Which lines in the data below contain the string "decoration"? Pull out each such line in full.

> [DATA LISTING]
----

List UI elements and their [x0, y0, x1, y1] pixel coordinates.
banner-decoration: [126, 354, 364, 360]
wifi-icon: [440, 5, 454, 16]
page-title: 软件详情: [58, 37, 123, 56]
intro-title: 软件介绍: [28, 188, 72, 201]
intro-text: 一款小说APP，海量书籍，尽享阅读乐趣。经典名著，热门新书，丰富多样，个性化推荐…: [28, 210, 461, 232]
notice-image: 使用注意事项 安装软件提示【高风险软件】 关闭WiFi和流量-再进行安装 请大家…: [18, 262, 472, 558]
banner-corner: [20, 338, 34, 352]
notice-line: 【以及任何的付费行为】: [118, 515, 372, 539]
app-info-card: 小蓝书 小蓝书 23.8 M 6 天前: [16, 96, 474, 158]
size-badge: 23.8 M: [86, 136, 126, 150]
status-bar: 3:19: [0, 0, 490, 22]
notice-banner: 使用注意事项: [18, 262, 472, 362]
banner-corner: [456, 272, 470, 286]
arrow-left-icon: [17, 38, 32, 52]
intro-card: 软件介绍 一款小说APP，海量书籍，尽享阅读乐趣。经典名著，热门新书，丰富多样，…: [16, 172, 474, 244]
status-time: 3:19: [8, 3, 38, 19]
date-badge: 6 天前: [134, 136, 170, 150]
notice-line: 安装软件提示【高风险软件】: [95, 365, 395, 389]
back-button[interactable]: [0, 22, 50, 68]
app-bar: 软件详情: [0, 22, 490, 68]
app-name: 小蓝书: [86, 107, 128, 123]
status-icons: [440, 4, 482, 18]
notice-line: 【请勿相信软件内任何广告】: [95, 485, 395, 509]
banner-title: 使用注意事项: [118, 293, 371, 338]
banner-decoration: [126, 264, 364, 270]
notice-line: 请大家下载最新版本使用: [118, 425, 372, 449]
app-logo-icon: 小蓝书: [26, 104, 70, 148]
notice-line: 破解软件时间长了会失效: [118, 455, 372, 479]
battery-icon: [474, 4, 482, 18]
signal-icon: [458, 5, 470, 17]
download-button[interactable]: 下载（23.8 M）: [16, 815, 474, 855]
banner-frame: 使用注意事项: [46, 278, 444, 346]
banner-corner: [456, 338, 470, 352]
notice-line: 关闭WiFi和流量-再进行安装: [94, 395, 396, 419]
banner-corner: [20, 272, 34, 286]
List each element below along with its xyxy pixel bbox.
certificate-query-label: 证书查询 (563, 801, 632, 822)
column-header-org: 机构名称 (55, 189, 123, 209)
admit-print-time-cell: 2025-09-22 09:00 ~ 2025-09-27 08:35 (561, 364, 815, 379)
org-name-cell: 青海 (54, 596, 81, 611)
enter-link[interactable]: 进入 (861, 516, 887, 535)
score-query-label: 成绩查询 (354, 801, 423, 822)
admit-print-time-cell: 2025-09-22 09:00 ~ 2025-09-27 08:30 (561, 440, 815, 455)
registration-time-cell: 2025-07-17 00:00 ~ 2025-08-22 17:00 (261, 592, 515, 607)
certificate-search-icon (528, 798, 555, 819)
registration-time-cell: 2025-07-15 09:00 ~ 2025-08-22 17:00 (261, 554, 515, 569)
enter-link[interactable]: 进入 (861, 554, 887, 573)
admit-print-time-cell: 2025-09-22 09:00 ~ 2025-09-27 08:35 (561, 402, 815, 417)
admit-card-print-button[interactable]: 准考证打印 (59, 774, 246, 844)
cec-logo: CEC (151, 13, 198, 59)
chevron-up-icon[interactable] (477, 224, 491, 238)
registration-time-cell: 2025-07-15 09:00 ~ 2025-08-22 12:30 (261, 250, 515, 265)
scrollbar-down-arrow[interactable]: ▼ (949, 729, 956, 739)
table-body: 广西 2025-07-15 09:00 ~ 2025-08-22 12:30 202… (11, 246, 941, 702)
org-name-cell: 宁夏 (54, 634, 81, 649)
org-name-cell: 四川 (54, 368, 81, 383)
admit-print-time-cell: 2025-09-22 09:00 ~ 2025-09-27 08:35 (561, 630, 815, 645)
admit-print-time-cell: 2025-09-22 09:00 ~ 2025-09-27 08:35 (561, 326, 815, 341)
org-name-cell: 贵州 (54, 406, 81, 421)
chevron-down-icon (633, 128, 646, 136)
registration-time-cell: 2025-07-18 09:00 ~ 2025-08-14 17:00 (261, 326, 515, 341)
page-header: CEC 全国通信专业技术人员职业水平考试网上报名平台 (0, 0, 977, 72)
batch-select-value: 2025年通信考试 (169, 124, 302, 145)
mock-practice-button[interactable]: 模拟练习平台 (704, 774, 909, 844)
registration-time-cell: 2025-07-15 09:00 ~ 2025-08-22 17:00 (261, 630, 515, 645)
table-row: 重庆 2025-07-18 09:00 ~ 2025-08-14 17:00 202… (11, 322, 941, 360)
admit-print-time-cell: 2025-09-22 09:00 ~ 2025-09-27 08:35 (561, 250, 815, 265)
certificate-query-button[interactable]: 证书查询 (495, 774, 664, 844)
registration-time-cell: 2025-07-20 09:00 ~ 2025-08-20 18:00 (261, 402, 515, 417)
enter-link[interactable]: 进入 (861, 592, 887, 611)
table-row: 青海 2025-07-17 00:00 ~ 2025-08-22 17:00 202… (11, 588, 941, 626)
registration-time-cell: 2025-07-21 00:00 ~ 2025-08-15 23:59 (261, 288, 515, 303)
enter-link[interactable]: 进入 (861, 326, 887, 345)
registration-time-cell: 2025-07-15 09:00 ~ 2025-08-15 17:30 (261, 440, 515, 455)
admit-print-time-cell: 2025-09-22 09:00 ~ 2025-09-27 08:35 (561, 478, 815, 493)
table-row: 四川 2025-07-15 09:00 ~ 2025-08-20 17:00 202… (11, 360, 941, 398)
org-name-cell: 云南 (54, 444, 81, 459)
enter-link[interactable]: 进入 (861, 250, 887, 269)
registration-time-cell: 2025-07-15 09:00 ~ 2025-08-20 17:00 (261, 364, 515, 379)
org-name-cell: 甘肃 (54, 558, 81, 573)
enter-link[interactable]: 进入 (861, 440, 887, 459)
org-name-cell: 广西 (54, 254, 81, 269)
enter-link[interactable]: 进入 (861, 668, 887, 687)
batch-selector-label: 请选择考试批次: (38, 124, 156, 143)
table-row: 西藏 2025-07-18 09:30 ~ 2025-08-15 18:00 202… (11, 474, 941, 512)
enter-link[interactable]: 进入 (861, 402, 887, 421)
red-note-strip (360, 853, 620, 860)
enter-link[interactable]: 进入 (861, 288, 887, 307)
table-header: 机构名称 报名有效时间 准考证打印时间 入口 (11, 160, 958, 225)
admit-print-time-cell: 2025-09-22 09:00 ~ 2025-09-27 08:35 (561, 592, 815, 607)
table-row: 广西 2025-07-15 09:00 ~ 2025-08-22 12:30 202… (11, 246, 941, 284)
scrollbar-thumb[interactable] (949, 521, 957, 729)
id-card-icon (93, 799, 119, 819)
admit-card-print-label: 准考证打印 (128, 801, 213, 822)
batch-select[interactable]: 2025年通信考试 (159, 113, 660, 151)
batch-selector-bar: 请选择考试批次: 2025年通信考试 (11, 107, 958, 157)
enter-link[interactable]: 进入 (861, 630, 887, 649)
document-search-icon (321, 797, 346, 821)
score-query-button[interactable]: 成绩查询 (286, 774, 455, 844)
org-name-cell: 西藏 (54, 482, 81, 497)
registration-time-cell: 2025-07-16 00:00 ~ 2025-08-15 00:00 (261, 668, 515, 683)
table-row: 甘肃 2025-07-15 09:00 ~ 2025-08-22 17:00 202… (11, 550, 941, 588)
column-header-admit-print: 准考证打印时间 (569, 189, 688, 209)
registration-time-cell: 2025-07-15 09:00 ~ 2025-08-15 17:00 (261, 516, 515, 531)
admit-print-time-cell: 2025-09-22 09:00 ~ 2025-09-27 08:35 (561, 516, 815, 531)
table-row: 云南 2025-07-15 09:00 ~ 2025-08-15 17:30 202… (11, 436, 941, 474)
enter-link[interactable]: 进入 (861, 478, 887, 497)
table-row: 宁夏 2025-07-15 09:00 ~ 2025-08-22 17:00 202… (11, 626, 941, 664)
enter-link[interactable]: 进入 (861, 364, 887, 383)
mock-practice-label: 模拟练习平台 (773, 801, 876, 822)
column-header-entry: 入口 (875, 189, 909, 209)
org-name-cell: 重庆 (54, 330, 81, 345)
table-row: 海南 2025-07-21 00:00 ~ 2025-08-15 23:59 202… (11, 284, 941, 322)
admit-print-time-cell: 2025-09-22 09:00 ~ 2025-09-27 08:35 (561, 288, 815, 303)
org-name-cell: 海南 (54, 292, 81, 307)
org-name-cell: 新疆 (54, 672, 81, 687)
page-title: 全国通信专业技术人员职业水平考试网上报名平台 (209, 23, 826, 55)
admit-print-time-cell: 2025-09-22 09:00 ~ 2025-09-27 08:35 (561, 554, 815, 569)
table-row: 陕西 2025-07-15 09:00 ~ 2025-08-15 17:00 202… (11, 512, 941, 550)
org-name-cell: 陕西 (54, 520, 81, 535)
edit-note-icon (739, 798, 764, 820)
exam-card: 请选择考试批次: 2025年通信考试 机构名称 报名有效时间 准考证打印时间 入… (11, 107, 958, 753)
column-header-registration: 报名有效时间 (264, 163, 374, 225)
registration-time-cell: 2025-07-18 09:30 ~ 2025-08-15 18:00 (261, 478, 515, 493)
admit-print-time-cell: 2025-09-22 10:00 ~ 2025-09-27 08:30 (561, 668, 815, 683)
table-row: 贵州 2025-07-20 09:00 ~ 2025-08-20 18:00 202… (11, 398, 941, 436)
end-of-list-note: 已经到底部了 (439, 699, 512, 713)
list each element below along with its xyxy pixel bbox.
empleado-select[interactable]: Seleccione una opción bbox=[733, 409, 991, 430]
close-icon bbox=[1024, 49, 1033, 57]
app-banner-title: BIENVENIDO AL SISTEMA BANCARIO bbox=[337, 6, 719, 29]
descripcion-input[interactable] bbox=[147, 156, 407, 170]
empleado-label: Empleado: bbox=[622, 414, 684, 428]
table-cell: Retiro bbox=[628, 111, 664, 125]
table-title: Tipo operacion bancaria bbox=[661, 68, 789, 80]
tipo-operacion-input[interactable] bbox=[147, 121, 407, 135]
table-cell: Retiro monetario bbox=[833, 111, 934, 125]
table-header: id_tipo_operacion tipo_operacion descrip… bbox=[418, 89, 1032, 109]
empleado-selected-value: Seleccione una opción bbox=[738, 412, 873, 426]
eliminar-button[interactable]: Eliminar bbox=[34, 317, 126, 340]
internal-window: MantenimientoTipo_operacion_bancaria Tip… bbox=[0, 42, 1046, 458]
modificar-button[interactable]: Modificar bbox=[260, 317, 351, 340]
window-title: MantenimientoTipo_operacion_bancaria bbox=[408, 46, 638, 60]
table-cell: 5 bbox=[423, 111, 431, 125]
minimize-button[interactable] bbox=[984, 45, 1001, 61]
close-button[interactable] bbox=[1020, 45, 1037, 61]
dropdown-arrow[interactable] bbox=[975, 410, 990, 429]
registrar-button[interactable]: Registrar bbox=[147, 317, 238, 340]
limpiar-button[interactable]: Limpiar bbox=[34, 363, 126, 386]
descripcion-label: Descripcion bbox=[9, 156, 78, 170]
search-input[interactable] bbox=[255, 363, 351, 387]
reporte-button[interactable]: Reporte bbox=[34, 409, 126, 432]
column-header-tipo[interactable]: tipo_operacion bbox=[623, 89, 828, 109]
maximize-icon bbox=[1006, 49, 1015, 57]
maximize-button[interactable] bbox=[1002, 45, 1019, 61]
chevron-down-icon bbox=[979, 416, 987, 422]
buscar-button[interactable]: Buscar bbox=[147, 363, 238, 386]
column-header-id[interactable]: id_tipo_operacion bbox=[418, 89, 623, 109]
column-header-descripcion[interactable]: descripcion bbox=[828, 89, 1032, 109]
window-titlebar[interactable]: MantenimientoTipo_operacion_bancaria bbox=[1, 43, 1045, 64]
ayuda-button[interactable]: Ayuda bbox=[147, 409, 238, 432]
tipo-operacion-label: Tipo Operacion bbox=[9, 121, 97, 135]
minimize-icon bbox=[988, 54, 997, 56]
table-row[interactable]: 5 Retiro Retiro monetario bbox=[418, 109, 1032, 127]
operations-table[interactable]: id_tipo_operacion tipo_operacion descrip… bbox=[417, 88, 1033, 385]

----

> [THE ANSWER]
banner-decoration: [126, 354, 364, 360]
banner-decoration: [126, 264, 364, 270]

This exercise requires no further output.